··· Data to use
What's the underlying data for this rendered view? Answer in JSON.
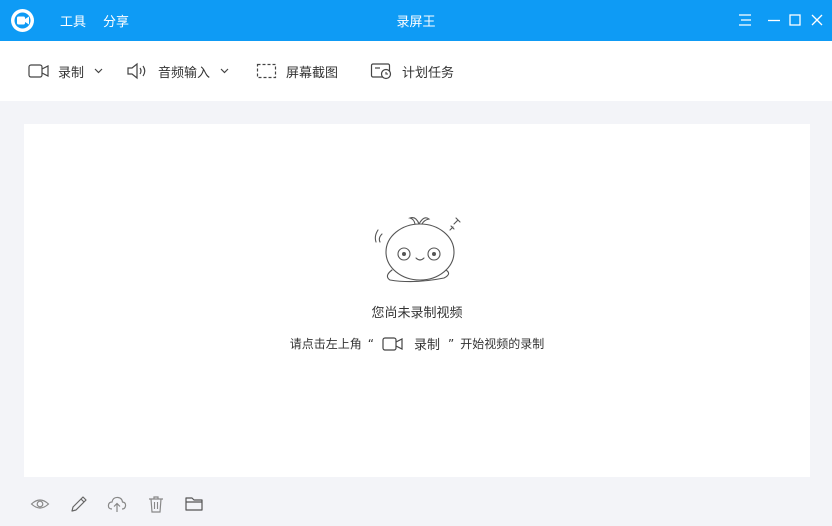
{
  "app": {
    "title": "录屏王"
  },
  "menu": {
    "tools_label": "工具",
    "share_label": "分享"
  },
  "toolbar": {
    "record_label": "录制",
    "audio_input_label": "音频输入",
    "screenshot_label": "屏幕截图",
    "scheduled_task_label": "计划任务"
  },
  "empty_state": {
    "title": "您尚未录制视频",
    "hint_before": "请点击左上角",
    "quote_open": "“",
    "record_label": "录制",
    "quote_close": "”",
    "hint_after": "开始视频的录制"
  },
  "bottom_toolbar": {
    "icons": [
      "eye-icon",
      "pencil-icon",
      "cloud-upload-icon",
      "trash-icon",
      "folder-icon"
    ]
  },
  "colors": {
    "titlebar": "#0e9bf5",
    "background": "#f3f4f8",
    "panel": "#ffffff",
    "icon_gray": "#888888"
  }
}
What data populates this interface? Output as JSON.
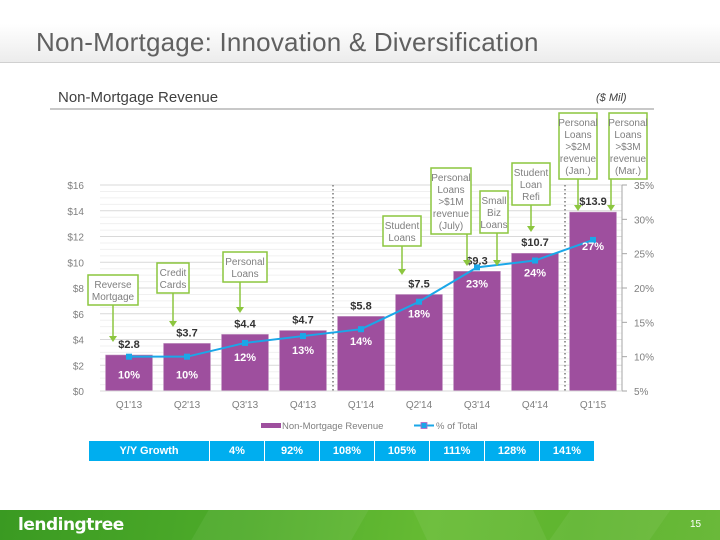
{
  "page": {
    "title": "Non-Mortgage:  Innovation & Diversification",
    "section_title": "Non-Mortgage Revenue",
    "units": "($ Mil)",
    "page_number": "15",
    "logo_text": "lendingtree"
  },
  "colors": {
    "bar": "#9e4f9e",
    "line": "#1aa7e8",
    "annotation_border": "#8cc63f",
    "table_bg": "#00aeef",
    "footer_green": "#4fac2a"
  },
  "chart_data": {
    "type": "bar",
    "title": "Non-Mortgage Revenue",
    "units": "($ Mil)",
    "categories": [
      "Q1'13",
      "Q2'13",
      "Q3'13",
      "Q4'13",
      "Q1'14",
      "Q2'14",
      "Q3'14",
      "Q4'14",
      "Q1'15"
    ],
    "series": [
      {
        "name": "Non-Mortgage Revenue",
        "type": "bar",
        "axis": "left",
        "values": [
          2.8,
          3.7,
          4.4,
          4.7,
          5.8,
          7.5,
          9.3,
          10.7,
          13.9
        ],
        "labels": [
          "$2.8",
          "$3.7",
          "$4.4",
          "$4.7",
          "$5.8",
          "$7.5",
          "$9.3",
          "$10.7",
          "$13.9"
        ]
      },
      {
        "name": "% of Total",
        "type": "line",
        "axis": "right",
        "values": [
          10,
          10,
          12,
          13,
          14,
          18,
          23,
          24,
          27
        ],
        "labels": [
          "10%",
          "10%",
          "12%",
          "13%",
          "14%",
          "18%",
          "23%",
          "24%",
          "27%"
        ]
      }
    ],
    "left_axis": {
      "ylim": [
        0,
        16
      ],
      "ticks": [
        0,
        2,
        4,
        6,
        8,
        10,
        12,
        14,
        16
      ],
      "tick_labels": [
        "$0",
        "$2",
        "$4",
        "$6",
        "$8",
        "$10",
        "$12",
        "$14",
        "$16"
      ]
    },
    "right_axis": {
      "ylim": [
        5,
        35
      ],
      "ticks": [
        5,
        10,
        15,
        20,
        25,
        30,
        35
      ],
      "tick_labels": [
        "5%",
        "10%",
        "15%",
        "20%",
        "25%",
        "30%",
        "35%"
      ]
    },
    "dividers_after_index": [
      3,
      7
    ],
    "grid": true,
    "legend": {
      "position": "bottom",
      "entries": [
        "Non-Mortgage Revenue",
        "% of Total"
      ]
    },
    "annotations": [
      {
        "index": 0,
        "lines": [
          "Reverse",
          "Mortgage"
        ]
      },
      {
        "index": 1,
        "lines": [
          "Credit",
          "Cards"
        ]
      },
      {
        "index": 2,
        "lines": [
          "Personal",
          "Loans"
        ]
      },
      {
        "index": 5,
        "lines": [
          "Student",
          "Loans"
        ]
      },
      {
        "index": 6,
        "lines": [
          "Personal",
          "Loans",
          ">$1M",
          "revenue",
          "(July)"
        ]
      },
      {
        "index": 6,
        "lines": [
          "Small",
          "Biz",
          "Loans"
        ]
      },
      {
        "index": 7,
        "lines": [
          "Student",
          "Loan",
          "Refi"
        ]
      },
      {
        "index": 8,
        "lines": [
          "Personal",
          "Loans",
          ">$2M",
          "revenue",
          "(Jan.)"
        ]
      },
      {
        "index": 8,
        "lines": [
          "Personal",
          "Loans",
          ">$3M",
          "revenue",
          "(Mar.)"
        ]
      }
    ]
  },
  "growth_table": {
    "label": "Y/Y Growth",
    "values": [
      "4%",
      "92%",
      "108%",
      "105%",
      "111%",
      "128%",
      "141%"
    ]
  }
}
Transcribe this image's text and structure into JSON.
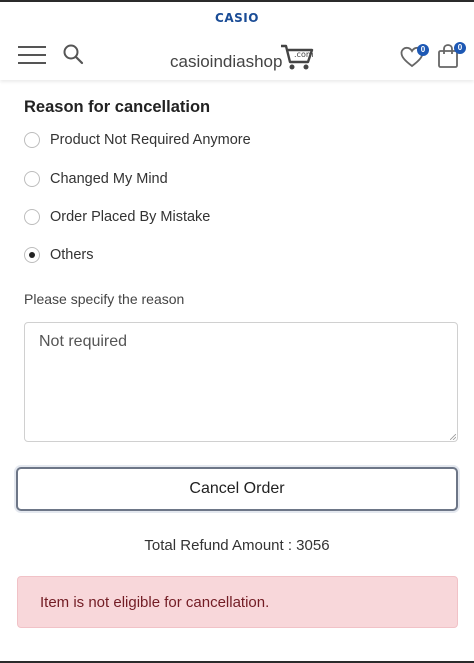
{
  "header": {
    "brand": "CASIO",
    "logo_text": "casioindiashop",
    "logo_suffix": ".com",
    "wishlist_count": "0",
    "cart_count": "0",
    "icons": [
      "menu-icon",
      "search-icon",
      "heart-icon",
      "shopping-bag-icon"
    ]
  },
  "form": {
    "title": "Reason for cancellation",
    "options": [
      {
        "label": "Product Not Required Anymore",
        "checked": false
      },
      {
        "label": "Changed My Mind",
        "checked": false
      },
      {
        "label": "Order Placed By Mistake",
        "checked": false
      },
      {
        "label": "Others",
        "checked": true
      }
    ],
    "specify_label": "Please specify the reason",
    "reason_value": "Not required",
    "cancel_button": "Cancel Order",
    "refund_text": "Total Refund Amount : 3056",
    "alert_text": "Item is not eligible for cancellation."
  },
  "colors": {
    "brand_blue": "#1a4c96",
    "badge_blue": "#1d58b4",
    "alert_bg": "#f8d7da",
    "alert_text": "#721c24"
  }
}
······
§ Exercise instructions
Exclude the images, then output the data above word for word.

§ Solution
What's the underlying data for this rendered view? Answer in JSON.
{
  "app": {
    "title": "录屏王"
  },
  "menu": {
    "tools_label": "工具",
    "share_label": "分享"
  },
  "toolbar": {
    "record_label": "录制",
    "audio_input_label": "音频输入",
    "screenshot_label": "屏幕截图",
    "scheduled_task_label": "计划任务"
  },
  "empty_state": {
    "title": "您尚未录制视频",
    "hint_before": "请点击左上角",
    "quote_open": "“",
    "record_label": "录制",
    "quote_close": "”",
    "hint_after": "开始视频的录制"
  },
  "bottom_toolbar": {
    "icons": [
      "eye-icon",
      "pencil-icon",
      "cloud-upload-icon",
      "trash-icon",
      "folder-icon"
    ]
  },
  "colors": {
    "titlebar": "#0e9bf5",
    "background": "#f3f4f8",
    "panel": "#ffffff",
    "icon_gray": "#888888"
  }
}
What data populates this interface? Output as JSON.
{
  "page": {
    "title": "Non-Mortgage:  Innovation & Diversification",
    "section_title": "Non-Mortgage Revenue",
    "units": "($ Mil)",
    "page_number": "15",
    "logo_text": "lendingtree"
  },
  "colors": {
    "bar": "#9e4f9e",
    "line": "#1aa7e8",
    "annotation_border": "#8cc63f",
    "table_bg": "#00aeef",
    "footer_green": "#4fac2a"
  },
  "chart_data": {
    "type": "bar",
    "title": "Non-Mortgage Revenue",
    "units": "($ Mil)",
    "categories": [
      "Q1'13",
      "Q2'13",
      "Q3'13",
      "Q4'13",
      "Q1'14",
      "Q2'14",
      "Q3'14",
      "Q4'14",
      "Q1'15"
    ],
    "series": [
      {
        "name": "Non-Mortgage Revenue",
        "type": "bar",
        "axis": "left",
        "values": [
          2.8,
          3.7,
          4.4,
          4.7,
          5.8,
          7.5,
          9.3,
          10.7,
          13.9
        ],
        "labels": [
          "$2.8",
          "$3.7",
          "$4.4",
          "$4.7",
          "$5.8",
          "$7.5",
          "$9.3",
          "$10.7",
          "$13.9"
        ]
      },
      {
        "name": "% of Total",
        "type": "line",
        "axis": "right",
        "values": [
          10,
          10,
          12,
          13,
          14,
          18,
          23,
          24,
          27
        ],
        "labels": [
          "10%",
          "10%",
          "12%",
          "13%",
          "14%",
          "18%",
          "23%",
          "24%",
          "27%"
        ]
      }
    ],
    "left_axis": {
      "ylim": [
        0,
        16
      ],
      "ticks": [
        0,
        2,
        4,
        6,
        8,
        10,
        12,
        14,
        16
      ],
      "tick_labels": [
        "$0",
        "$2",
        "$4",
        "$6",
        "$8",
        "$10",
        "$12",
        "$14",
        "$16"
      ]
    },
    "right_axis": {
      "ylim": [
        5,
        35
      ],
      "ticks": [
        5,
        10,
        15,
        20,
        25,
        30,
        35
      ],
      "tick_labels": [
        "5%",
        "10%",
        "15%",
        "20%",
        "25%",
        "30%",
        "35%"
      ]
    },
    "dividers_after_index": [
      3,
      7
    ],
    "grid": true,
    "legend": {
      "position": "bottom",
      "entries": [
        "Non-Mortgage Revenue",
        "% of Total"
      ]
    },
    "annotations": [
      {
        "index": 0,
        "lines": [
          "Reverse",
          "Mortgage"
        ]
      },
      {
        "index": 1,
        "lines": [
          "Credit",
          "Cards"
        ]
      },
      {
        "index": 2,
        "lines": [
          "Personal",
          "Loans"
        ]
      },
      {
        "index": 5,
        "lines": [
          "Student",
          "Loans"
        ]
      },
      {
        "index": 6,
        "lines": [
          "Personal",
          "Loans",
          ">$1M",
          "revenue",
          "(July)"
        ]
      },
      {
        "index": 6,
        "lines": [
          "Small",
          "Biz",
          "Loans"
        ]
      },
      {
        "index": 7,
        "lines": [
          "Student",
          "Loan",
          "Refi"
        ]
      },
      {
        "index": 8,
        "lines": [
          "Personal",
          "Loans",
          ">$2M",
          "revenue",
          "(Jan.)"
        ]
      },
      {
        "index": 8,
        "lines": [
          "Personal",
          "Loans",
          ">$3M",
          "revenue",
          "(Mar.)"
        ]
      }
    ]
  },
  "growth_table": {
    "label": "Y/Y Growth",
    "values": [
      "4%",
      "92%",
      "108%",
      "105%",
      "111%",
      "128%",
      "141%"
    ]
  }
}
Transcribe this image's text and structure into JSON.
{
  "header": {
    "brand": "CASIO",
    "logo_text": "casioindiashop",
    "logo_suffix": ".com",
    "wishlist_count": "0",
    "cart_count": "0",
    "icons": [
      "menu-icon",
      "search-icon",
      "heart-icon",
      "shopping-bag-icon"
    ]
  },
  "form": {
    "title": "Reason for cancellation",
    "options": [
      {
        "label": "Product Not Required Anymore",
        "checked": false
      },
      {
        "label": "Changed My Mind",
        "checked": false
      },
      {
        "label": "Order Placed By Mistake",
        "checked": false
      },
      {
        "label": "Others",
        "checked": true
      }
    ],
    "specify_label": "Please specify the reason",
    "reason_value": "Not required",
    "cancel_button": "Cancel Order",
    "refund_text": "Total Refund Amount : 3056",
    "alert_text": "Item is not eligible for cancellation."
  },
  "colors": {
    "brand_blue": "#1a4c96",
    "badge_blue": "#1d58b4",
    "alert_bg": "#f8d7da",
    "alert_text": "#721c24"
  }
}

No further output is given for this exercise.